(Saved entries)
-=-=-=-=-

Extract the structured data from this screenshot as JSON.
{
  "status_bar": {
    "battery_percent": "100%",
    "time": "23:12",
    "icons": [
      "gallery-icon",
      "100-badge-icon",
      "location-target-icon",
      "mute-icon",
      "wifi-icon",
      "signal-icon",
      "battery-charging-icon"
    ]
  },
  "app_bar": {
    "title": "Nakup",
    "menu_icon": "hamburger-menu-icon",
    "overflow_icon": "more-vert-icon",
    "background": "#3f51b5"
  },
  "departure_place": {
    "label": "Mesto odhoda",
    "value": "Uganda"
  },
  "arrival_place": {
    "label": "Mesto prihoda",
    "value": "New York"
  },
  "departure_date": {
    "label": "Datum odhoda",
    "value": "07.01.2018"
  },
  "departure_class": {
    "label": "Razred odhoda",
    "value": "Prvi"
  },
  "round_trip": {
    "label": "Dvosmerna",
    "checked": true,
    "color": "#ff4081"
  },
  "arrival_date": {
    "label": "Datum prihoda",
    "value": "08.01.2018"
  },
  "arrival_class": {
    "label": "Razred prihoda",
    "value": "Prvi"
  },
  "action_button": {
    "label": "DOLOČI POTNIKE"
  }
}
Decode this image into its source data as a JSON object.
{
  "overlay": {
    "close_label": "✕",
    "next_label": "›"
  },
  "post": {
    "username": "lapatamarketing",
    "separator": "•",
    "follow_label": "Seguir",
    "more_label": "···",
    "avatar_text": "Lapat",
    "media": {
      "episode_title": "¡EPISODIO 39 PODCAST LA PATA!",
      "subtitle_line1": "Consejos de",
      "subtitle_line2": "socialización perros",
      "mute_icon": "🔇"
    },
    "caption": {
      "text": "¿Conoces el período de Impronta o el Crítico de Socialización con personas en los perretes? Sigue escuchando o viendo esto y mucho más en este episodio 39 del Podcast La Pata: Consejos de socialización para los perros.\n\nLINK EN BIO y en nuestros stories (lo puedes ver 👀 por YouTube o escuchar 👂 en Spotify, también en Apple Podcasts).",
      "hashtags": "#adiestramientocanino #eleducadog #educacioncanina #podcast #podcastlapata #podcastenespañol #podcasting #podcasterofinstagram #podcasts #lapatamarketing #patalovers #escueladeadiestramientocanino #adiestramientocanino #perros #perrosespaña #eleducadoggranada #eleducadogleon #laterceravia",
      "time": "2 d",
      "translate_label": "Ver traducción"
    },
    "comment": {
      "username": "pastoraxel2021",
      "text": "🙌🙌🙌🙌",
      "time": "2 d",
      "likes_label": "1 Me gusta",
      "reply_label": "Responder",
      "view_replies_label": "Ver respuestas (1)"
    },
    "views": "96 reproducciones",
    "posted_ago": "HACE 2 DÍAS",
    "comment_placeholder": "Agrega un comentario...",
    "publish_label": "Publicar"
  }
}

-=-=-=-=-

DESCRIPTION OF THE TASK: Keep only the lines that hold the string "Mesto", and copy them out.

OUTPUT OF THE EXERCISE:
    "label": "Mesto odhoda",
    "label": "Mesto prihoda",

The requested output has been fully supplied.